(Extracted data entries)

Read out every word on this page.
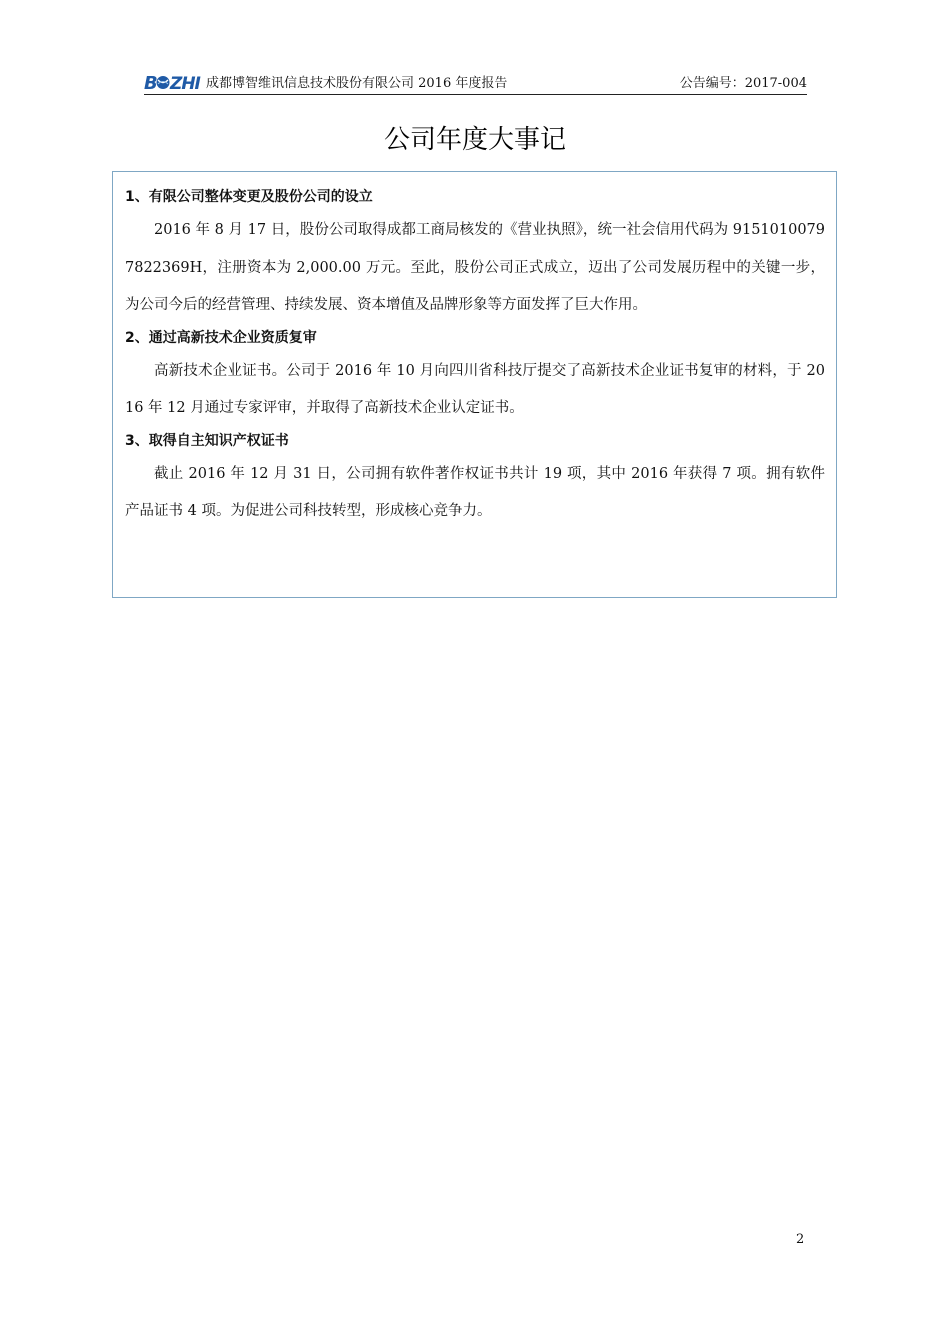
B ZHI 成都博智维讯信息技术股份有限公司 2016 年度报告	公告编号：2017-004
公司年度大事记
1、有限公司整体变更及股份公司的设立

2016 年 8 月 17 日，股份公司取得成都工商局核发的《营业执照》，统一社会信用代码为 91510100797822369H，注册资本为 2,000.00 万元。至此，股份公司正式成立，迈出了公司发展历程中的关键一步，为公司今后的经营管理、持续发展、资本增值及品牌形象等方面发挥了巨大作用。

2、通过高新技术企业资质复审

高新技术企业证书。公司于 2016 年 10 月向四川省科技厅提交了高新技术企业证书复审的材料，于 2016 年 12 月通过专家评审，并取得了高新技术企业认定证书。

3、取得自主知识产权证书

截止 2016 年 12 月 31 日，公司拥有软件著作权证书共计 19 项，其中 2016 年获得 7 项。拥有软件产品证书 4 项。为促进公司科技转型，形成核心竞争力。

2
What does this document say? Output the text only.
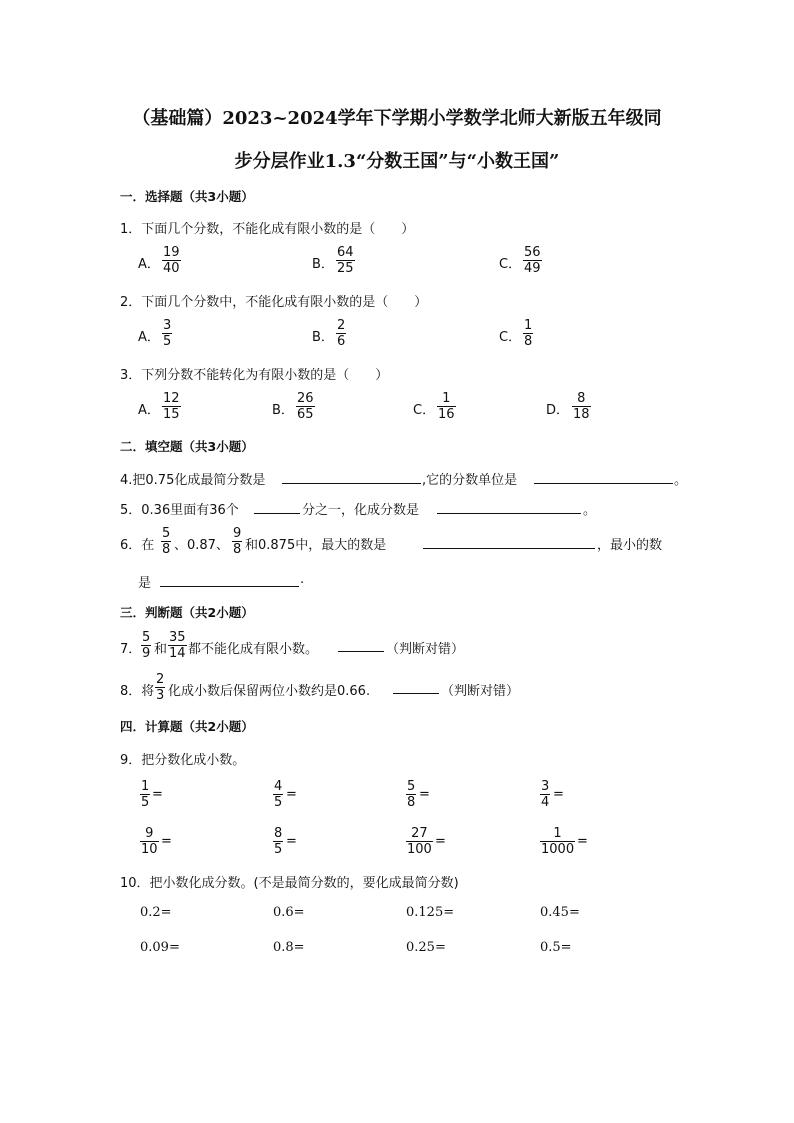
（基础篇）2023~2024学年下学期小学数学北师大新版五年级同
步分层作业1.3“分数王国”与“小数王国”
一．选择题（共3小题）
1．下面几个分数，不能化成有限小数的是（　　）
A． $\frac{19}{40}$	B． $\frac{64}{25}$	C． $\frac{56}{49}$
2．下面几个分数中，不能化成有限小数的是（　　）
A． $\frac{3}{5}$	B． $\frac{2}{6}$	C． $\frac{1}{8}$
3．下列分数不能转化为有限小数的是（　　）
A． $\frac{12}{15}$	B． $\frac{26}{65}$	C． $\frac{1}{16}$	D． $\frac{8}{18}$
二．填空题（共3小题）
4.把0.75化成最简分数是	,它的分数单位是	。
5．0.36里面有36个	分之一，化成分数是	。
6．在 $\frac{5}{8}$ 、0.87、 $\frac{9}{8}$ 和0.875中，最大的数是	，最小的数
是	.
三．判断题（共2小题）
7． $\frac{5}{9}$ 和 $\frac{35}{14}$ 都不能化成有限小数。	（判断对错）
8．将 $\frac{2}{3}$ 化成小数后保留两位小数约是0.66.	（判断对错）
四．计算题（共2小题）
9．把分数化成小数。
$\frac{1}{5}$ =	$\frac{4}{5}$ =	$\frac{5}{8}$ =	$\frac{3}{4}$ =
$\frac{9}{10}$ =	$\frac{8}{5}$ =	$\frac{27}{100}$ =	$\frac{1}{1000}$ =
10．把小数化成分数。(不是最简分数的，要化成最简分数)
0.2=	0.6=	0.125=	0.45=
0.09=	0.8=	0.25=	0.5=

SHORT EXERCISE: Quote all of the entries word for word, omitting any pictures.

EXERCISE SOLUTION:
Read out every word on this page.
B ZHI 成都博智维讯信息技术股份有限公司 2016 年度报告	公告编号：2017-004
公司年度大事记
1、有限公司整体变更及股份公司的设立

2016 年 8 月 17 日，股份公司取得成都工商局核发的《营业执照》，统一社会信用代码为 91510100797822369H，注册资本为 2,000.00 万元。至此，股份公司正式成立，迈出了公司发展历程中的关键一步，为公司今后的经营管理、持续发展、资本增值及品牌形象等方面发挥了巨大作用。

2、通过高新技术企业资质复审

高新技术企业证书。公司于 2016 年 10 月向四川省科技厅提交了高新技术企业证书复审的材料，于 2016 年 12 月通过专家评审，并取得了高新技术企业认定证书。

3、取得自主知识产权证书

截止 2016 年 12 月 31 日，公司拥有软件著作权证书共计 19 项，其中 2016 年获得 7 项。拥有软件产品证书 4 项。为促进公司科技转型，形成核心竞争力。

2
What does this document say? Output the text only.
（基础篇）2023~2024学年下学期小学数学北师大新版五年级同
步分层作业1.3“分数王国”与“小数王国”
一．选择题（共3小题）
1．下面几个分数，不能化成有限小数的是（　　）
A． $\frac{19}{40}$	B． $\frac{64}{25}$	C． $\frac{56}{49}$
2．下面几个分数中，不能化成有限小数的是（　　）
A． $\frac{3}{5}$	B． $\frac{2}{6}$	C． $\frac{1}{8}$
3．下列分数不能转化为有限小数的是（　　）
A． $\frac{12}{15}$	B． $\frac{26}{65}$	C． $\frac{1}{16}$	D． $\frac{8}{18}$
二．填空题（共3小题）
4.把0.75化成最简分数是	,它的分数单位是	。
5．0.36里面有36个	分之一，化成分数是	。
6．在 $\frac{5}{8}$ 、0.87、 $\frac{9}{8}$ 和0.875中，最大的数是	，最小的数
是	.
三．判断题（共2小题）
7． $\frac{5}{9}$ 和 $\frac{35}{14}$ 都不能化成有限小数。	（判断对错）
8．将 $\frac{2}{3}$ 化成小数后保留两位小数约是0.66.	（判断对错）
四．计算题（共2小题）
9．把分数化成小数。
$\frac{1}{5}$ =	$\frac{4}{5}$ =	$\frac{5}{8}$ =	$\frac{3}{4}$ =
$\frac{9}{10}$ =	$\frac{8}{5}$ =	$\frac{27}{100}$ =	$\frac{1}{1000}$ =
10．把小数化成分数。(不是最简分数的，要化成最简分数)
0.2=	0.6=	0.125=	0.45=
0.09=	0.8=	0.25=	0.5=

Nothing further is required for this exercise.